▶ INFORMATION GIVEN

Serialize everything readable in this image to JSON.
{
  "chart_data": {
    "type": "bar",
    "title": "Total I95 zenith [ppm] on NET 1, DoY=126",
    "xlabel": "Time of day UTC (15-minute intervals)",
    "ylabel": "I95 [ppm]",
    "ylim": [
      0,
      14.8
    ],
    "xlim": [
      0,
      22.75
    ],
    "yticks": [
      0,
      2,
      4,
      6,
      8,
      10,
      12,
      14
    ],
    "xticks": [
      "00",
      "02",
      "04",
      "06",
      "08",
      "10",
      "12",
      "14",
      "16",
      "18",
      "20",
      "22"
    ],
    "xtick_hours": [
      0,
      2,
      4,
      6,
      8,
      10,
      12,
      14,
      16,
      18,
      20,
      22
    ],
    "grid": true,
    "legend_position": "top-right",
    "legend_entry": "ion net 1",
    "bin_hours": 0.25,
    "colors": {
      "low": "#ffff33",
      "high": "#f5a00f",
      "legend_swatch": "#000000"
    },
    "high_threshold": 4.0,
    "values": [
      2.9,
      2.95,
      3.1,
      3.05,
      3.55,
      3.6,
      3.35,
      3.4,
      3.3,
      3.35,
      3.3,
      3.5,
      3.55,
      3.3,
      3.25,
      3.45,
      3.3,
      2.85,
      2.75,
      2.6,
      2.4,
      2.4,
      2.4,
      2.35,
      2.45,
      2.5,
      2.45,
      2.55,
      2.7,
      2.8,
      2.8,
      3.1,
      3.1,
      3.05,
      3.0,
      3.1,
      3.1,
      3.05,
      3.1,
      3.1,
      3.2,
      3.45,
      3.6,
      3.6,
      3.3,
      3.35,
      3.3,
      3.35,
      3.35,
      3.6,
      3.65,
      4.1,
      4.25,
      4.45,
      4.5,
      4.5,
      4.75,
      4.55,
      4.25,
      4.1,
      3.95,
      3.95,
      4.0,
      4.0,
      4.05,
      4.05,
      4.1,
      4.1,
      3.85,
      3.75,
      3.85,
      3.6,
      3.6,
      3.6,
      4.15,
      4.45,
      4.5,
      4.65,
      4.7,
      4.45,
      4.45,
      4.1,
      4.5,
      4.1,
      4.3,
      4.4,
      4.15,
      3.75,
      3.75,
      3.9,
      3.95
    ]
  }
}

▶ TASK DETAILS
Print out all the entries precisely as written.

▶ ANSWER FOR THIS EXERCISE
Serialize everything readable in this image to JSON.
{
  "chart_data": {
    "type": "bar",
    "title": "Total I95 zenith [ppm] on NET 1, DoY=126",
    "xlabel": "Time of day UTC (15-minute intervals)",
    "ylabel": "I95 [ppm]",
    "ylim": [
      0,
      14.8
    ],
    "xlim": [
      0,
      22.75
    ],
    "yticks": [
      0,
      2,
      4,
      6,
      8,
      10,
      12,
      14
    ],
    "xticks": [
      "00",
      "02",
      "04",
      "06",
      "08",
      "10",
      "12",
      "14",
      "16",
      "18",
      "20",
      "22"
    ],
    "xtick_hours": [
      0,
      2,
      4,
      6,
      8,
      10,
      12,
      14,
      16,
      18,
      20,
      22
    ],
    "grid": true,
    "legend_position": "top-right",
    "legend_entry": "ion net 1",
    "bin_hours": 0.25,
    "colors": {
      "low": "#ffff33",
      "high": "#f5a00f",
      "legend_swatch": "#000000"
    },
    "high_threshold": 4.0,
    "values": [
      2.9,
      2.95,
      3.1,
      3.05,
      3.55,
      3.6,
      3.35,
      3.4,
      3.3,
      3.35,
      3.3,
      3.5,
      3.55,
      3.3,
      3.25,
      3.45,
      3.3,
      2.85,
      2.75,
      2.6,
      2.4,
      2.4,
      2.4,
      2.35,
      2.45,
      2.5,
      2.45,
      2.55,
      2.7,
      2.8,
      2.8,
      3.1,
      3.1,
      3.05,
      3.0,
      3.1,
      3.1,
      3.05,
      3.1,
      3.1,
      3.2,
      3.45,
      3.6,
      3.6,
      3.3,
      3.35,
      3.3,
      3.35,
      3.35,
      3.6,
      3.65,
      4.1,
      4.25,
      4.45,
      4.5,
      4.5,
      4.75,
      4.55,
      4.25,
      4.1,
      3.95,
      3.95,
      4.0,
      4.0,
      4.05,
      4.05,
      4.1,
      4.1,
      3.85,
      3.75,
      3.85,
      3.6,
      3.6,
      3.6,
      4.15,
      4.45,
      4.5,
      4.65,
      4.7,
      4.45,
      4.45,
      4.1,
      4.5,
      4.1,
      4.3,
      4.4,
      4.15,
      3.75,
      3.75,
      3.9,
      3.95
    ]
  }
}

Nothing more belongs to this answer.